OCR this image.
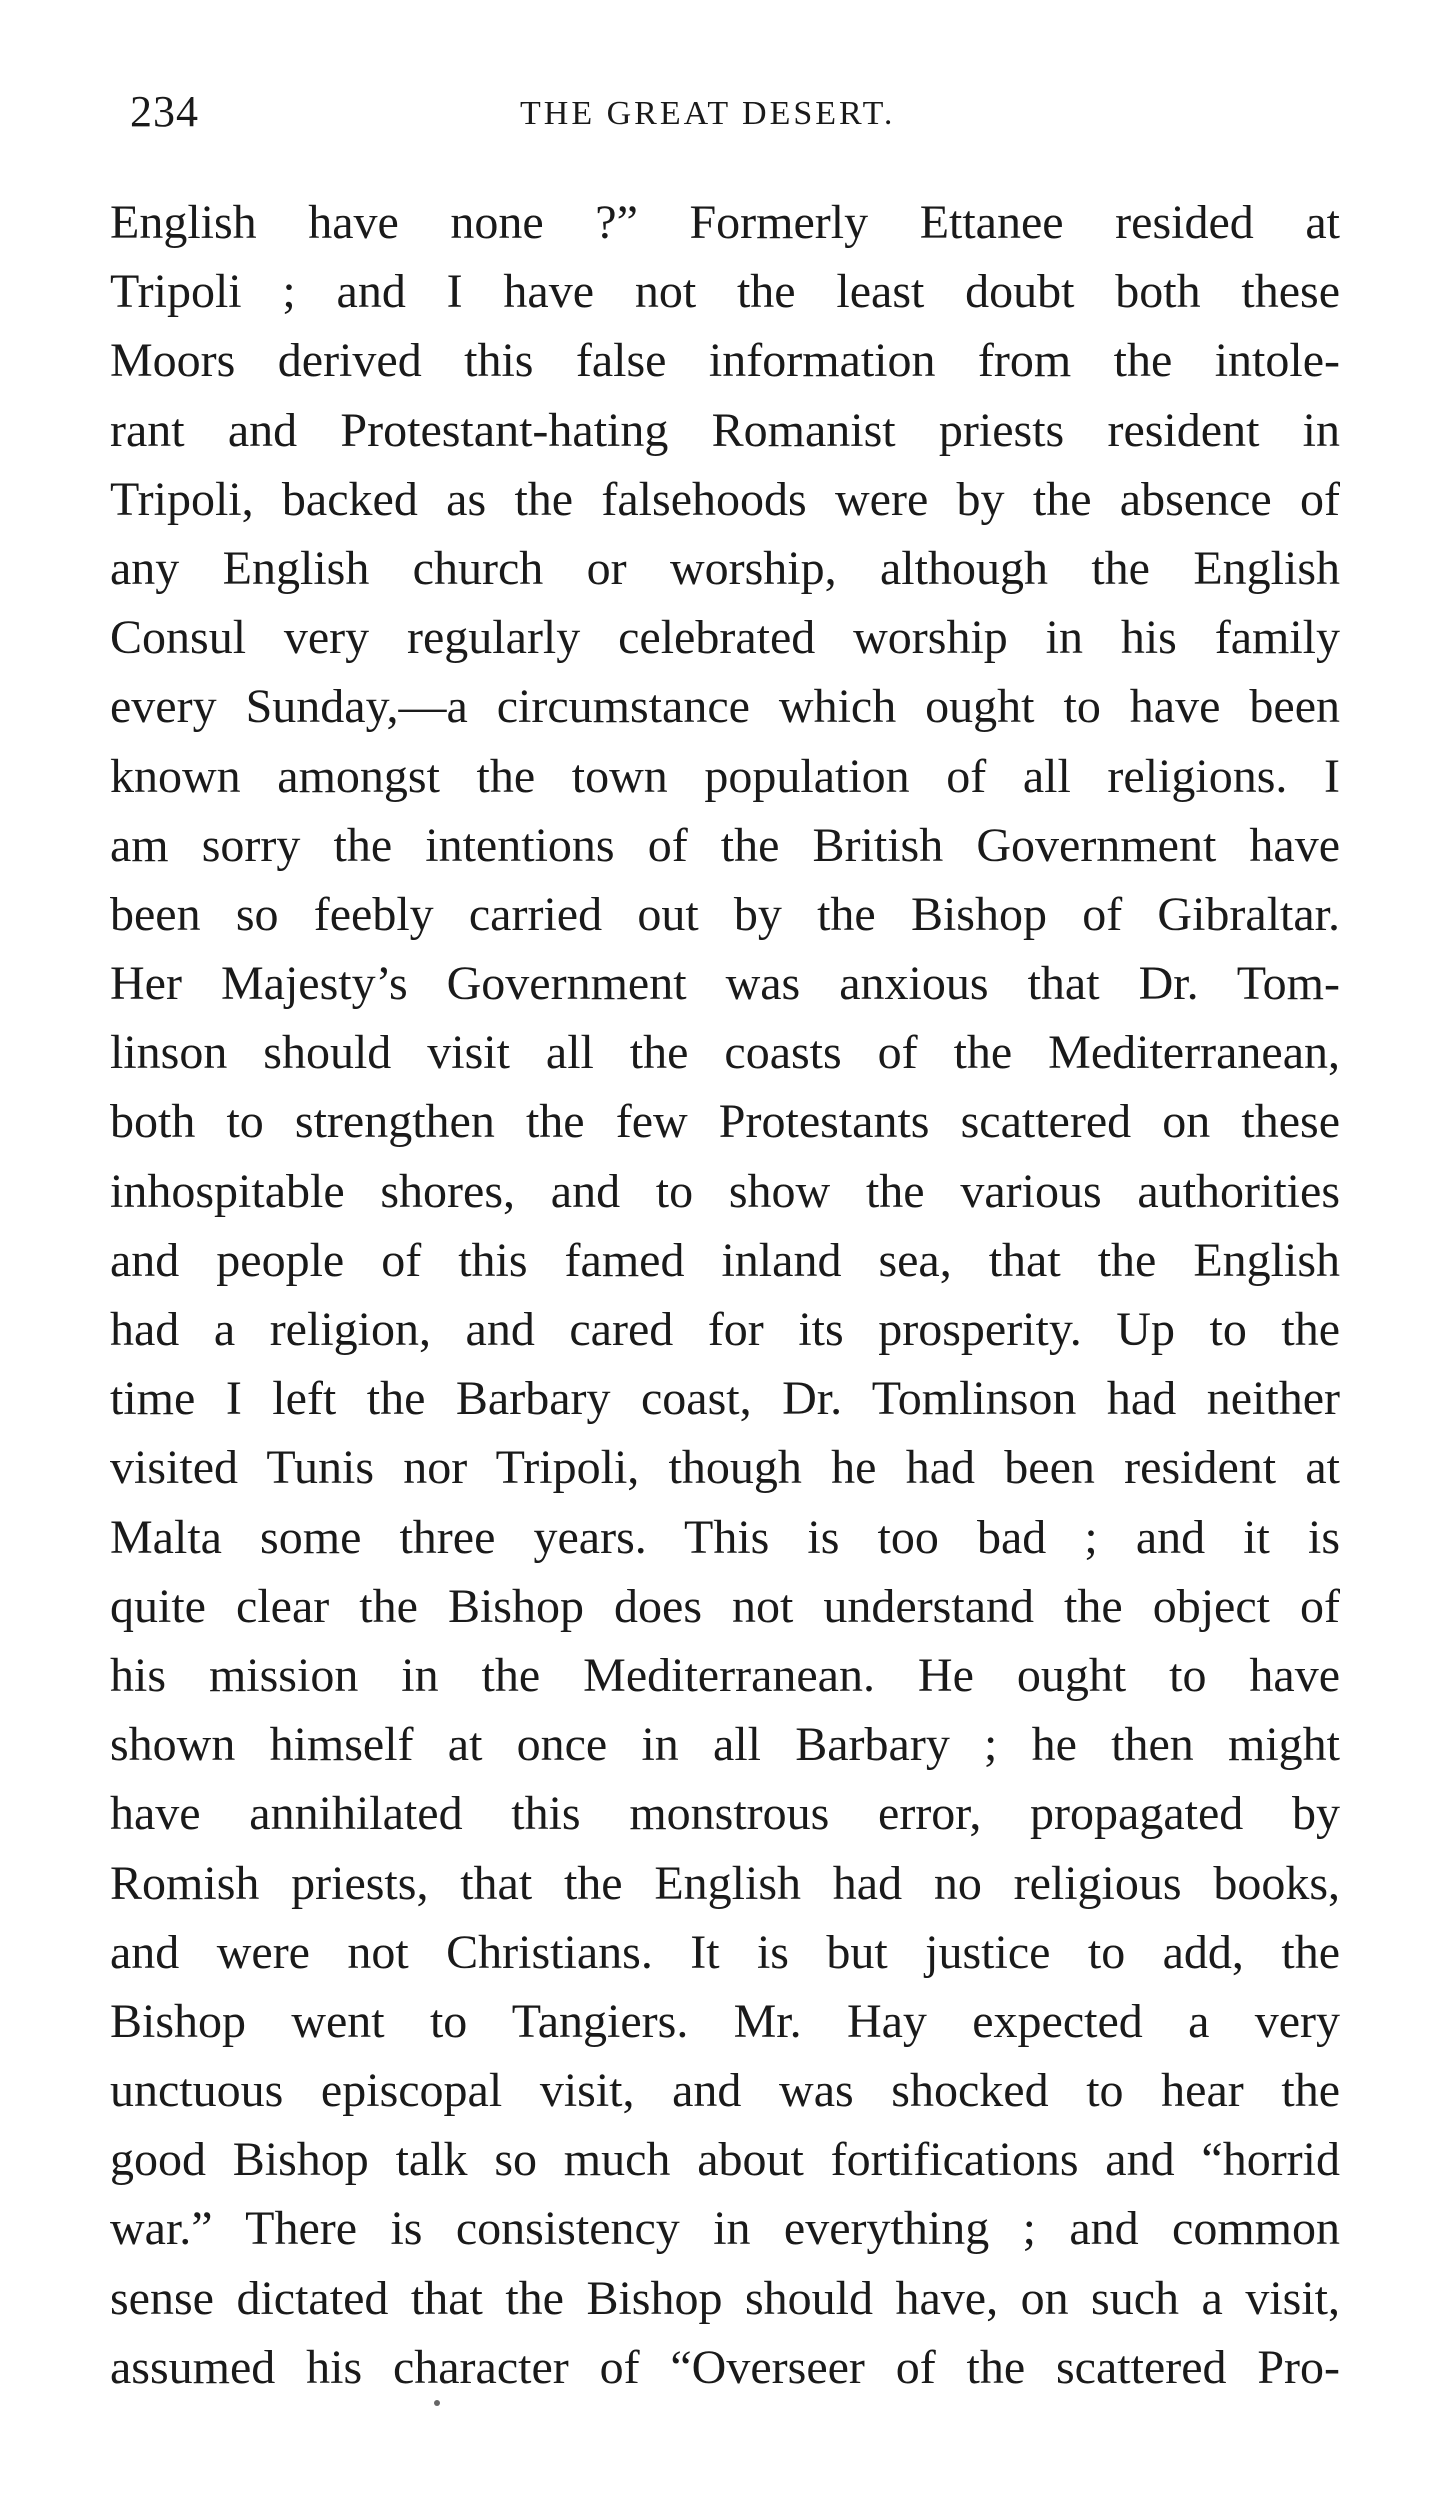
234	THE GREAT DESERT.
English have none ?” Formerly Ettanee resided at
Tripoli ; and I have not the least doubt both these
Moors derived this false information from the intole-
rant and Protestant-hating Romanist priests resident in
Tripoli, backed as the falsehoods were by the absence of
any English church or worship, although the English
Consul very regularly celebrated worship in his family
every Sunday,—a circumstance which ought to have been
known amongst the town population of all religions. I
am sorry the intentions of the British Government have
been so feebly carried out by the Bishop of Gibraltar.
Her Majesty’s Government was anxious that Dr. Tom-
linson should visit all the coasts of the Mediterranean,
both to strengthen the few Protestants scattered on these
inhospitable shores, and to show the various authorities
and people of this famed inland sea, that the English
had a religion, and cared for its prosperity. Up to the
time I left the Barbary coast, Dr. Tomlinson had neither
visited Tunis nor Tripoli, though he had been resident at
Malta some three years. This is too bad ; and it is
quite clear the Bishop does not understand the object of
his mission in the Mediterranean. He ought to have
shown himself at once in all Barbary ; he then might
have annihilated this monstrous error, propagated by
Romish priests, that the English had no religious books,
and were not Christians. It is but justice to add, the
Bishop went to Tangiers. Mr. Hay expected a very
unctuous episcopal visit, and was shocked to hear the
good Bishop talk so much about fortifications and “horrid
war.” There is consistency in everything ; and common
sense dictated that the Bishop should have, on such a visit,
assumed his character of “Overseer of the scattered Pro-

+ + + + +

# The task
Repeat every record above exactly, but leave out any pictures.

# Exercise answer
OCR this image.
234	THE GREAT DESERT.
English have none ?” Formerly Ettanee resided at
Tripoli ; and I have not the least doubt both these
Moors derived this false information from the intole-
rant and Protestant-hating Romanist priests resident in
Tripoli, backed as the falsehoods were by the absence of
any English church or worship, although the English
Consul very regularly celebrated worship in his family
every Sunday,—a circumstance which ought to have been
known amongst the town population of all religions. I
am sorry the intentions of the British Government have
been so feebly carried out by the Bishop of Gibraltar.
Her Majesty’s Government was anxious that Dr. Tom-
linson should visit all the coasts of the Mediterranean,
both to strengthen the few Protestants scattered on these
inhospitable shores, and to show the various authorities
and people of this famed inland sea, that the English
had a religion, and cared for its prosperity. Up to the
time I left the Barbary coast, Dr. Tomlinson had neither
visited Tunis nor Tripoli, though he had been resident at
Malta some three years. This is too bad ; and it is
quite clear the Bishop does not understand the object of
his mission in the Mediterranean. He ought to have
shown himself at once in all Barbary ; he then might
have annihilated this monstrous error, propagated by
Romish priests, that the English had no religious books,
and were not Christians. It is but justice to add, the
Bishop went to Tangiers. Mr. Hay expected a very
unctuous episcopal visit, and was shocked to hear the
good Bishop talk so much about fortifications and “horrid
war.” There is consistency in everything ; and common
sense dictated that the Bishop should have, on such a visit,
assumed his character of “Overseer of the scattered Pro-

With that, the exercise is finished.